Goal of the exercise
Render the data from its first line through the line containing "191, 184, 204]" as a Markdown table with the columns Row and Line. Give each line its number and leave out any blank lines.

Exercise data
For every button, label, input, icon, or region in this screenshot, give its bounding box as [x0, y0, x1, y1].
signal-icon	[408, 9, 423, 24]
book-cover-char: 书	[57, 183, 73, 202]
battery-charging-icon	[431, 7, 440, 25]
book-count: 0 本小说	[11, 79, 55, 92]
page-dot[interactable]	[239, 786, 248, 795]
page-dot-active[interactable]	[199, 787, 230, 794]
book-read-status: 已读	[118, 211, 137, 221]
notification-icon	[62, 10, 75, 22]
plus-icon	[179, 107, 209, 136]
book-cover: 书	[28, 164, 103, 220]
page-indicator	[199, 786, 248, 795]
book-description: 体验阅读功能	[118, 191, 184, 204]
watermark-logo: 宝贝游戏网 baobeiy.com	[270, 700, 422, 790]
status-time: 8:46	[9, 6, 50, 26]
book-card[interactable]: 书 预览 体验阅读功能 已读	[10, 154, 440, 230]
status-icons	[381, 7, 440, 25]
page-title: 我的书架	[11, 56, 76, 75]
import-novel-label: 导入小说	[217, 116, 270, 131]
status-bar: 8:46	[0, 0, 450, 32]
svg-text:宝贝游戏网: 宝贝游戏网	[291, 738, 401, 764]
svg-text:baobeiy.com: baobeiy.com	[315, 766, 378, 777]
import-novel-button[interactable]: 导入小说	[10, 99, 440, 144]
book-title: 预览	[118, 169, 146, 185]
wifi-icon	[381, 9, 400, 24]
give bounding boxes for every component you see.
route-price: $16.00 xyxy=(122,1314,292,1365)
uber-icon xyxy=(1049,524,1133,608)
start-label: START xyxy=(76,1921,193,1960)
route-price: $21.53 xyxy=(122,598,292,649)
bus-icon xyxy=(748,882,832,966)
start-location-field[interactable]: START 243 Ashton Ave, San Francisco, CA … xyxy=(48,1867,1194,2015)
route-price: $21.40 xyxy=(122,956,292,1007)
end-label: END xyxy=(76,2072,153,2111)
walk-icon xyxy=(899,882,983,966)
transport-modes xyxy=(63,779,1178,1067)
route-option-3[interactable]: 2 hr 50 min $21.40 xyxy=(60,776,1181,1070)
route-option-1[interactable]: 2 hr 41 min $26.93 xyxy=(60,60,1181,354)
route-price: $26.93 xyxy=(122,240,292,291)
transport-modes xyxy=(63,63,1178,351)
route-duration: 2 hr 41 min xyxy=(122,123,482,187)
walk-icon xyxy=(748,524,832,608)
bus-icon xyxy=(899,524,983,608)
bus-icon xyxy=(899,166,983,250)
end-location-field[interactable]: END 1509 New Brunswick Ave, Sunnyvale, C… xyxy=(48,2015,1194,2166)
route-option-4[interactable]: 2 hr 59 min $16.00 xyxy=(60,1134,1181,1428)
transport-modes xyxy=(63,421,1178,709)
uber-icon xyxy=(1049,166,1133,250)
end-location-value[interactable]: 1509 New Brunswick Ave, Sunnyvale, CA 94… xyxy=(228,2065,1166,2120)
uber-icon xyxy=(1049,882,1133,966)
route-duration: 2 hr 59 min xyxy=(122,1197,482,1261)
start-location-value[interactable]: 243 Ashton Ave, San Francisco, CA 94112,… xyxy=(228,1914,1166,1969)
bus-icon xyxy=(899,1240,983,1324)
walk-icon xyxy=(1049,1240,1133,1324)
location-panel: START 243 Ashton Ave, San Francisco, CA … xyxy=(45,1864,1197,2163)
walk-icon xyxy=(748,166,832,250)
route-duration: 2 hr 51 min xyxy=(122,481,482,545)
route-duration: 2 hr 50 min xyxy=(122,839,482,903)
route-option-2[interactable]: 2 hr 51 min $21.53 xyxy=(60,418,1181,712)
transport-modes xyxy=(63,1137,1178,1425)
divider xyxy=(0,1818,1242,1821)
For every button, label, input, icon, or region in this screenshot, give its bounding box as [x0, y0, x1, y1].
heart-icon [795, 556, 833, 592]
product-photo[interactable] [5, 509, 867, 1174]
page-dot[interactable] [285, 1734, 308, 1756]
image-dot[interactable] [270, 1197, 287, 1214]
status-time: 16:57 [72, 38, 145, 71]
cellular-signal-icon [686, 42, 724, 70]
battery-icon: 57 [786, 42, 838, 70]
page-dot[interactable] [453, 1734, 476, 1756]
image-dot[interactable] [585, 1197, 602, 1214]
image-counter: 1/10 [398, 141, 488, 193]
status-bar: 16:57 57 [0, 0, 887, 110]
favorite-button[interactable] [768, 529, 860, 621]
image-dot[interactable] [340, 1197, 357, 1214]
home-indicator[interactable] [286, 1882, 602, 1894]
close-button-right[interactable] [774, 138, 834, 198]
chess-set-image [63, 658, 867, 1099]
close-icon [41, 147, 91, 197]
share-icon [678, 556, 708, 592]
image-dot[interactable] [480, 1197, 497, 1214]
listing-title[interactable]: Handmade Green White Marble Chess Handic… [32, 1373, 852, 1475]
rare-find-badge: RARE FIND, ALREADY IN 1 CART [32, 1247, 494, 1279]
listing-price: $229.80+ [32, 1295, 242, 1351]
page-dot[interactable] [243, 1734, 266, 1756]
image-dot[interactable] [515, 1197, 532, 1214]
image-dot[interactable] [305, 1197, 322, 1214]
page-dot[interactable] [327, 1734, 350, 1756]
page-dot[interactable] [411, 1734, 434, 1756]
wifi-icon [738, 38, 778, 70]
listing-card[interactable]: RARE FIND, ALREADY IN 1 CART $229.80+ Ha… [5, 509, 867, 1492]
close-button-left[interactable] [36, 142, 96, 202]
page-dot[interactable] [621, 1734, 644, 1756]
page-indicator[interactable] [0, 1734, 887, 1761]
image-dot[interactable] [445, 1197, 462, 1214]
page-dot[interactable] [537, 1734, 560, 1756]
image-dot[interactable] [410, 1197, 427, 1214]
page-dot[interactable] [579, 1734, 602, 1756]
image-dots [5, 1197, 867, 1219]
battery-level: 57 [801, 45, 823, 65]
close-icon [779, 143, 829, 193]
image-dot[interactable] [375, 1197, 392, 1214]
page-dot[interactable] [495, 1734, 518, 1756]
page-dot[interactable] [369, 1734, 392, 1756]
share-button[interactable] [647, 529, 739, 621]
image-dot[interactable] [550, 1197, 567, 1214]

Answer for the task
| Row | Line |
|---|---|
| 1 | For every button, label, input, icon, or region in this screenshot, give its bounding box as [x0, y0, x1, y1]. |
| 2 | signal-icon	[408, 9, 423, 24] |
| 3 | book-cover-char: 书	[57, 183, 73, 202] |
| 4 | battery-charging-icon	[431, 7, 440, 25] |
| 5 | book-count: 0 本小说	[11, 79, 55, 92] |
| 6 | page-dot[interactable]	[239, 786, 248, 795] |
| 7 | page-dot-active[interactable]	[199, 787, 230, 794] |
| 8 | book-read-status: 已读	[118, 211, 137, 221] |
| 9 | notification-icon	[62, 10, 75, 22] |
| 10 | plus-icon	[179, 107, 209, 136] |
| 11 | book-cover: 书	[28, 164, 103, 220] |
| 12 | page-indicator	[199, 786, 248, 795] |
| 13 | book-description: 体验阅读功能	[118, 191, 184, 204] |